## INSTRUCTIONS FOR THE TASK
Determine how many lines in these records hold "Density". Only the number is wanted.

## Figure record listings
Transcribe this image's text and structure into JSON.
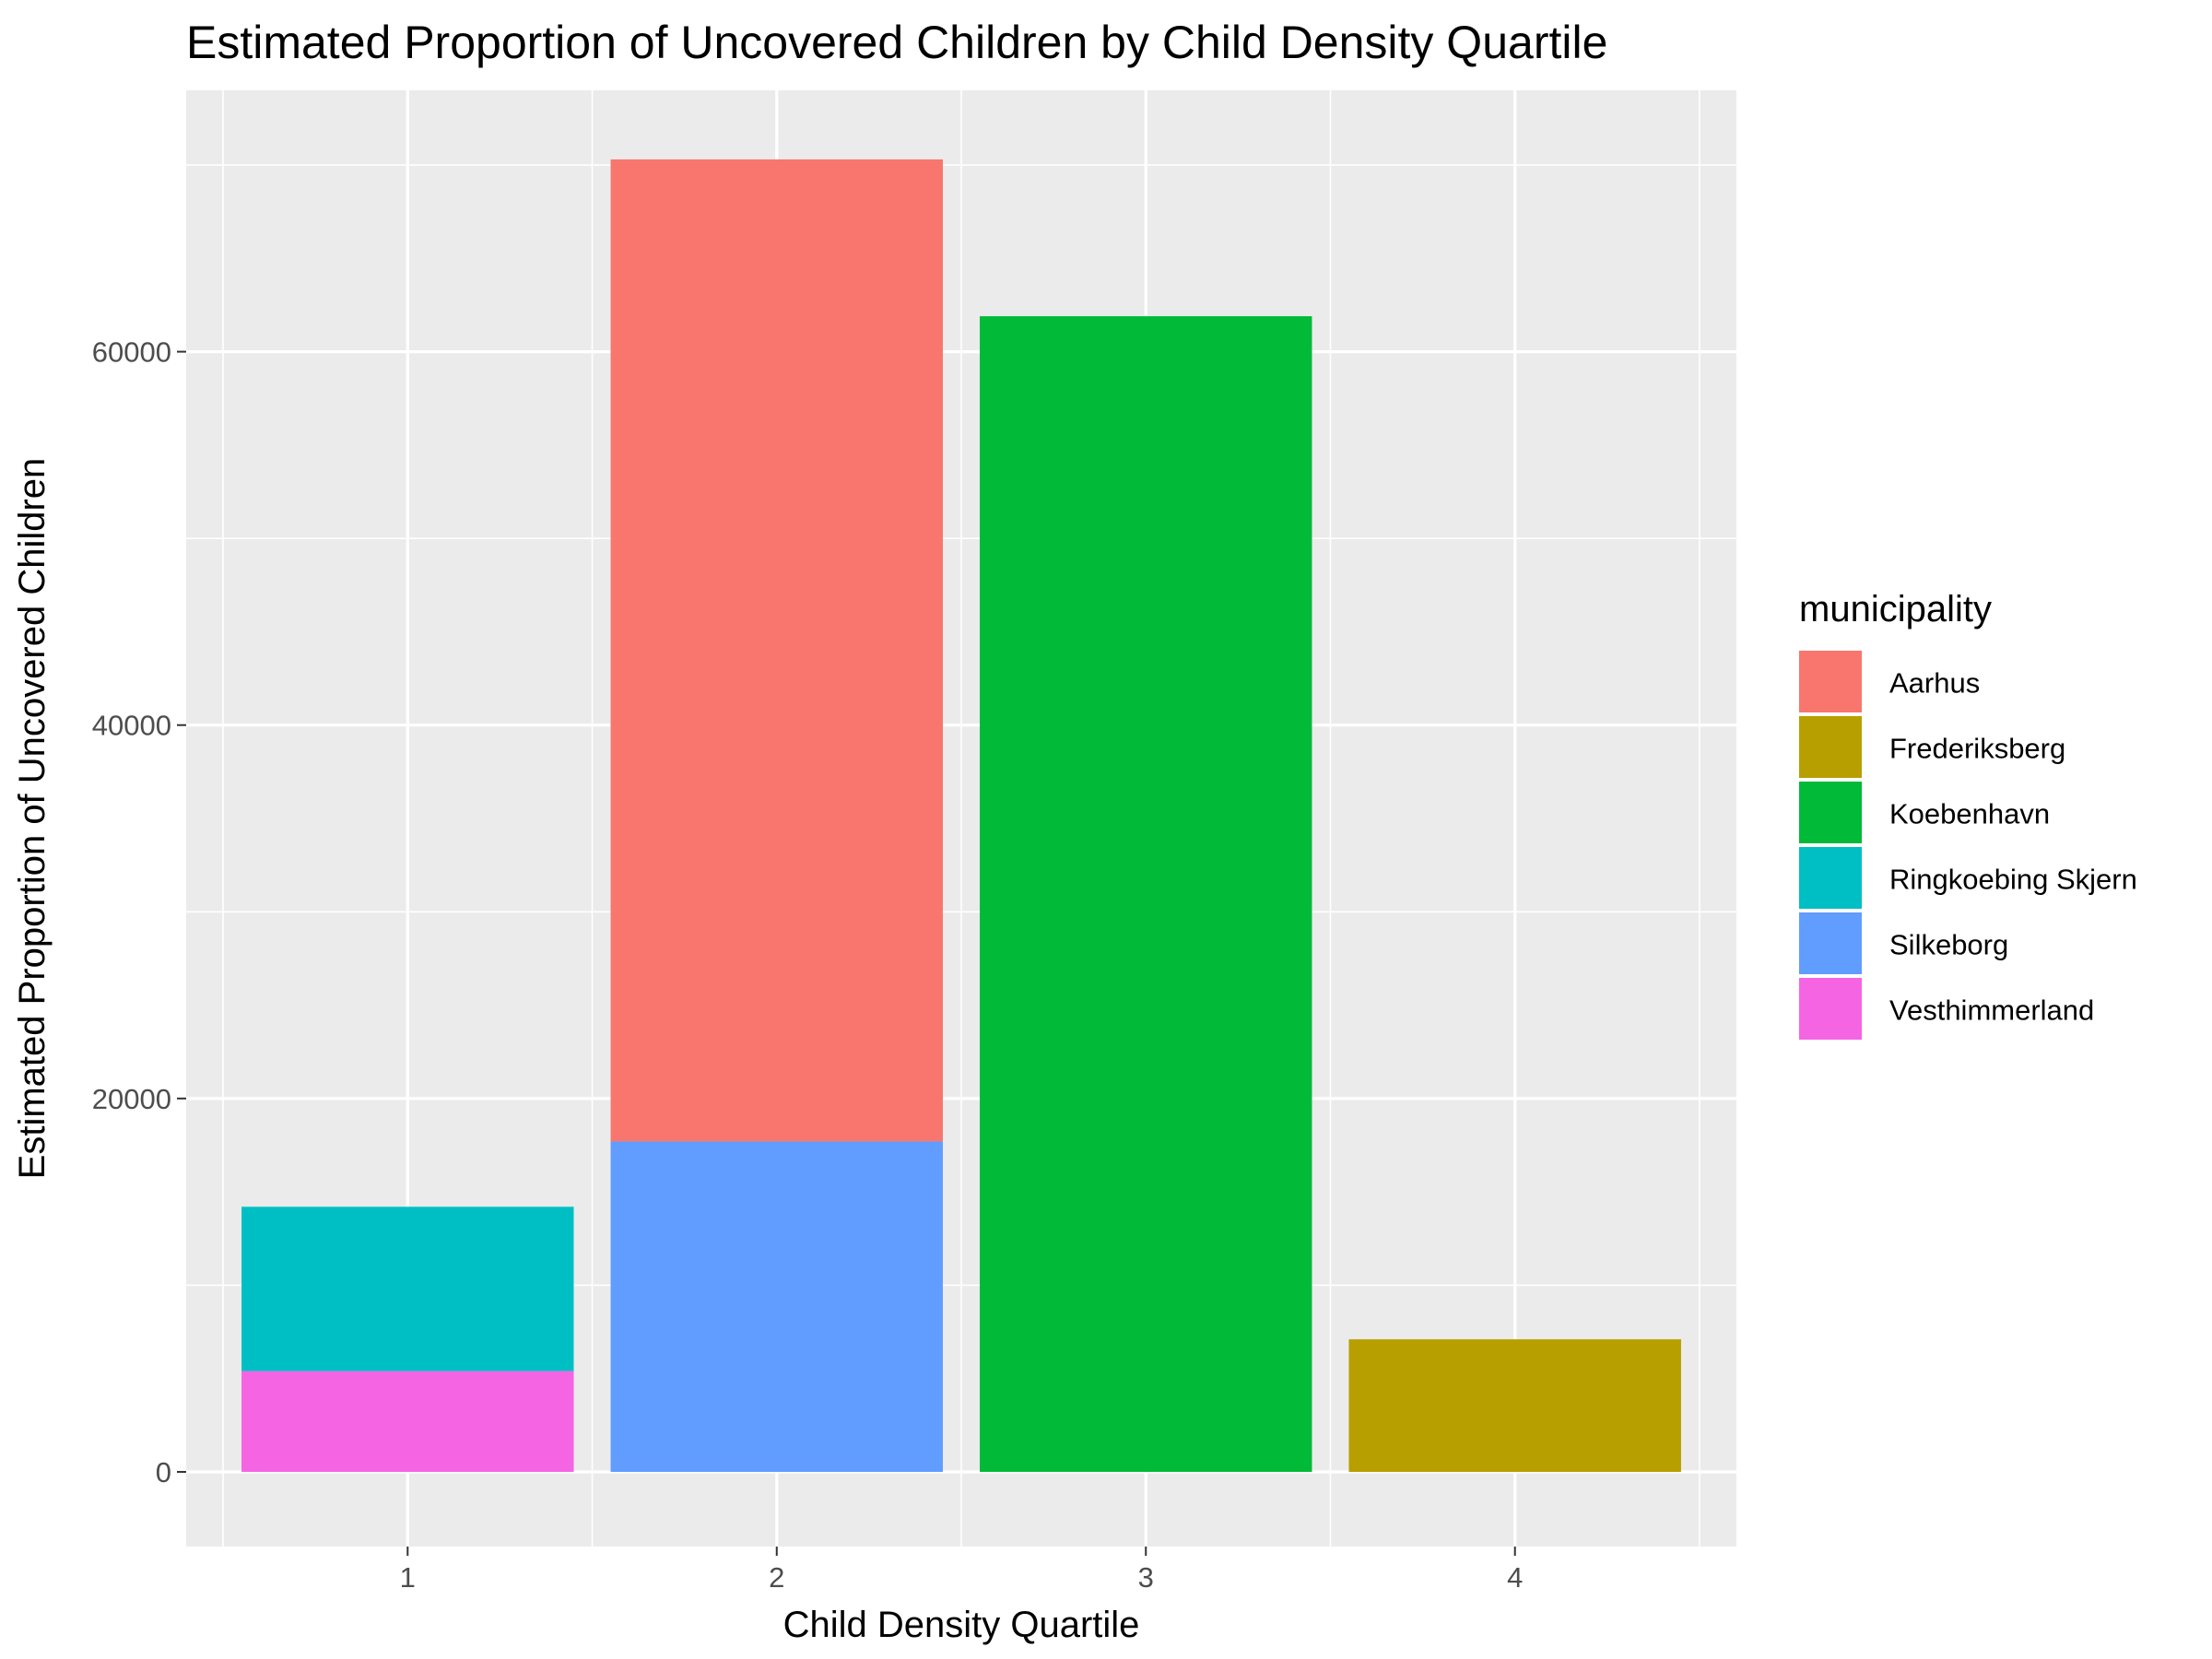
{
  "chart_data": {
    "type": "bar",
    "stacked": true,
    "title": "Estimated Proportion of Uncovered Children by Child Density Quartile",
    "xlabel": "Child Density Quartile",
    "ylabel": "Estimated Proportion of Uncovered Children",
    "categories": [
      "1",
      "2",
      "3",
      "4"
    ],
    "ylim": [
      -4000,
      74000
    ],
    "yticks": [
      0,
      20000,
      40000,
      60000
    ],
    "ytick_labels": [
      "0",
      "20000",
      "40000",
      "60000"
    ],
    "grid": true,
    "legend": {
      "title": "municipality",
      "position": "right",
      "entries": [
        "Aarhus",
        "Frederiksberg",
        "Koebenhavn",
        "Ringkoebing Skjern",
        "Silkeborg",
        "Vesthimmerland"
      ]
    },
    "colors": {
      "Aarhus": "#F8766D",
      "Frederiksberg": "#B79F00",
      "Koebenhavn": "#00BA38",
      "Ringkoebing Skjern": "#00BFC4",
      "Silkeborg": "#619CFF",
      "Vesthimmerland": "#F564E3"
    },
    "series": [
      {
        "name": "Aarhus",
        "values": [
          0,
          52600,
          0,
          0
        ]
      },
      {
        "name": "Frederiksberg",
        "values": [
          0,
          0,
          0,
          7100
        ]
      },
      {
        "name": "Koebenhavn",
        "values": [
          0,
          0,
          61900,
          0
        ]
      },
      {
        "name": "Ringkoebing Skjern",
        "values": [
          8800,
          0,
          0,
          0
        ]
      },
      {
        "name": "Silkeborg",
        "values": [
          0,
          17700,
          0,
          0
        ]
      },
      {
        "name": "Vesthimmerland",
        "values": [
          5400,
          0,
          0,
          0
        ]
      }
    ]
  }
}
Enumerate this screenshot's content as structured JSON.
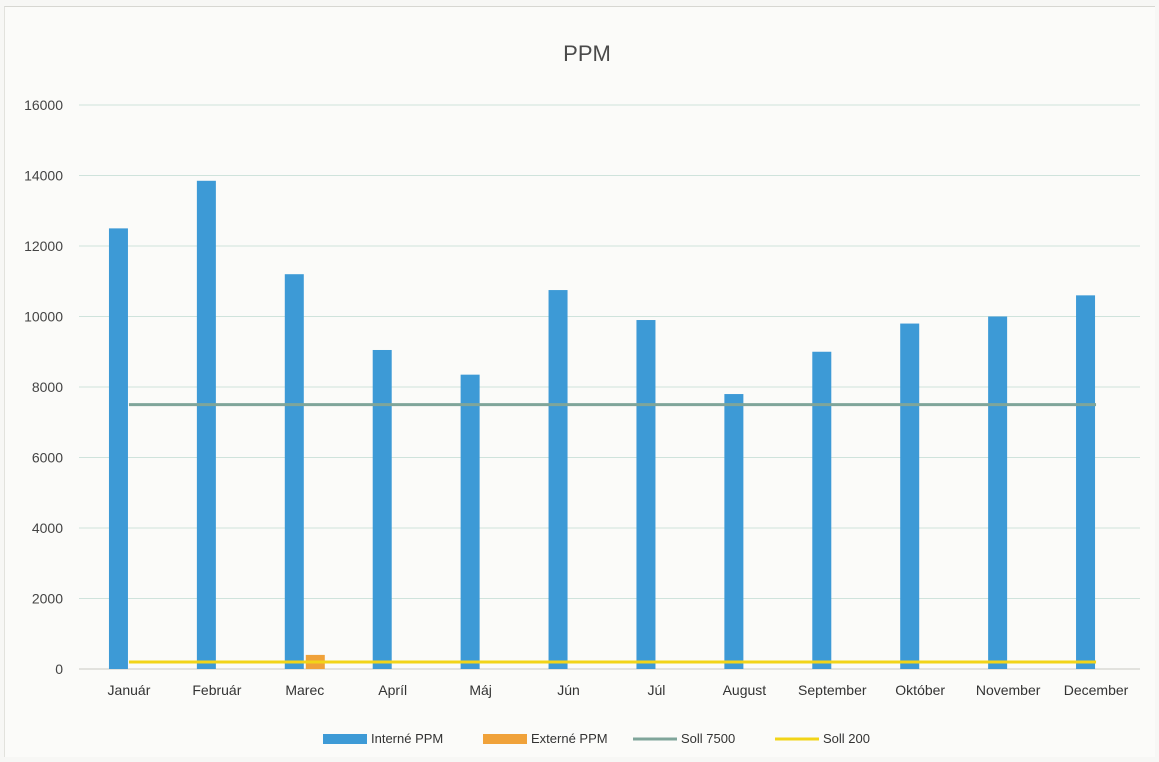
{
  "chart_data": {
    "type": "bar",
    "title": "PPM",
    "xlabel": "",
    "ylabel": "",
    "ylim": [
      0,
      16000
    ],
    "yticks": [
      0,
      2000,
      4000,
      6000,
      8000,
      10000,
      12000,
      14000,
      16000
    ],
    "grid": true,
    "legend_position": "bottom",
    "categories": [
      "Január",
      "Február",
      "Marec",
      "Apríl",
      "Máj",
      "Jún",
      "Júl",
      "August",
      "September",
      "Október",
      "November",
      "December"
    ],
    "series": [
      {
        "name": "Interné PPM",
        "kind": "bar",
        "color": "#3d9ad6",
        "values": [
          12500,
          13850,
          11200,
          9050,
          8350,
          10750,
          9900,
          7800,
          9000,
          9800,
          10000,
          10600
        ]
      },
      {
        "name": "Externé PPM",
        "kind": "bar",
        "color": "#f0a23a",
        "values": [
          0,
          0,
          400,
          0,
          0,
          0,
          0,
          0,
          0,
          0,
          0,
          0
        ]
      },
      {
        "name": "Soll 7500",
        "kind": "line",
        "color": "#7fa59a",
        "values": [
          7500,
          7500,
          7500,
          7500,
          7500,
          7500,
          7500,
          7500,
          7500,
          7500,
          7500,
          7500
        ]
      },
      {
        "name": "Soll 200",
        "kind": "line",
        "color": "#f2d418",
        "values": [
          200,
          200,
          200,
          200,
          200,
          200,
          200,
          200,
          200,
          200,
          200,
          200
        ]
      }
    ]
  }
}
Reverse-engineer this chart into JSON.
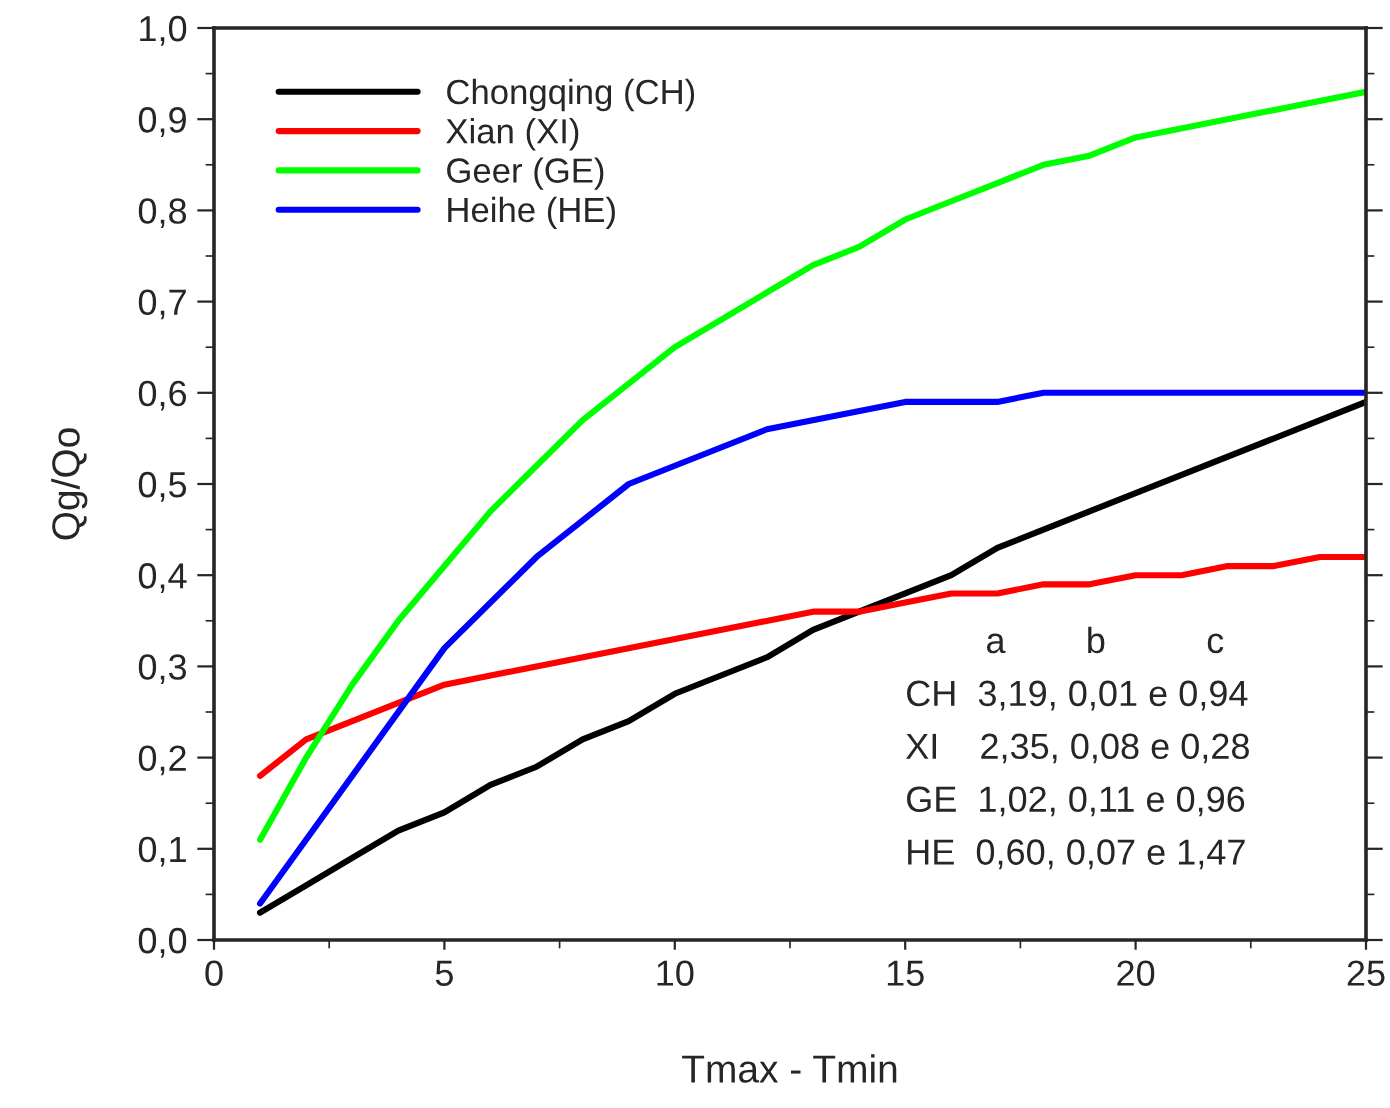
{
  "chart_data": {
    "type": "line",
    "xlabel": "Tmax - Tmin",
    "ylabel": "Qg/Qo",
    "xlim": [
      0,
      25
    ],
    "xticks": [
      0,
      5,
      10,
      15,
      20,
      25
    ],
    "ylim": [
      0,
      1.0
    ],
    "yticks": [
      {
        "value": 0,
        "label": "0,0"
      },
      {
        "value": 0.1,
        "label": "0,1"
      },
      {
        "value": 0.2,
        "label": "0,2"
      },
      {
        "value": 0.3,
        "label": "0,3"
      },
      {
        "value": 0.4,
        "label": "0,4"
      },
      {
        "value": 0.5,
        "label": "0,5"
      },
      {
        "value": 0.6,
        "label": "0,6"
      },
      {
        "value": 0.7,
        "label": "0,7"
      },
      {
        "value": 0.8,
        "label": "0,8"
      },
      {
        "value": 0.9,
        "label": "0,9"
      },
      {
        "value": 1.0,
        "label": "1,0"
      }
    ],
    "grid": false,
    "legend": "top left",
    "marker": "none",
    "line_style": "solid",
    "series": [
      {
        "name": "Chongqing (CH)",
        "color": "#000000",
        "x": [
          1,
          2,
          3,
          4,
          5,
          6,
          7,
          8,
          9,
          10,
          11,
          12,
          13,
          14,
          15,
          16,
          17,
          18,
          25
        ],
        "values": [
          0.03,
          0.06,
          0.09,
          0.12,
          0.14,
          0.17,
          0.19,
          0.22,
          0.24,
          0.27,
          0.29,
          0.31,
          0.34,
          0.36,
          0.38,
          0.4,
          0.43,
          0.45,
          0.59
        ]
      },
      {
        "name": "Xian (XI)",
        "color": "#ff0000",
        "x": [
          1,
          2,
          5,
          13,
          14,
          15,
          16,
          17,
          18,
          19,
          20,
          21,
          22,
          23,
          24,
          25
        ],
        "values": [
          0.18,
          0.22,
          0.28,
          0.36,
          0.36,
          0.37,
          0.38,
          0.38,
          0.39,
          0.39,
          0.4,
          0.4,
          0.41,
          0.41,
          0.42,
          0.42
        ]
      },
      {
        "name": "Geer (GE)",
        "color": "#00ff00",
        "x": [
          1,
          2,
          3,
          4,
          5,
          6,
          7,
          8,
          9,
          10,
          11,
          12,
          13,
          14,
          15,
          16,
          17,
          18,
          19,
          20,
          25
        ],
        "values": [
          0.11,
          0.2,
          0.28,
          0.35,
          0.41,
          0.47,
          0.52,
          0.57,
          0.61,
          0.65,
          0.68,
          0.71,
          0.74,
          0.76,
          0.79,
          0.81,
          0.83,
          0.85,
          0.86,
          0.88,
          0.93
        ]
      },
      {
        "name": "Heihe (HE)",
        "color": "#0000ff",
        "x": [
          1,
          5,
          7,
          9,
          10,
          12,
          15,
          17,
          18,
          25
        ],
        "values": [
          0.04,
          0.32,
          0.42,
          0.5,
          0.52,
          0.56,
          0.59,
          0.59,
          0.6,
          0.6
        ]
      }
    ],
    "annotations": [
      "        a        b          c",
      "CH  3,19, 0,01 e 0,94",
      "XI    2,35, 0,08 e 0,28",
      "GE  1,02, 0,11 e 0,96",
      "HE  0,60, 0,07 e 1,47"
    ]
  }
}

## TASK RESPONSE
2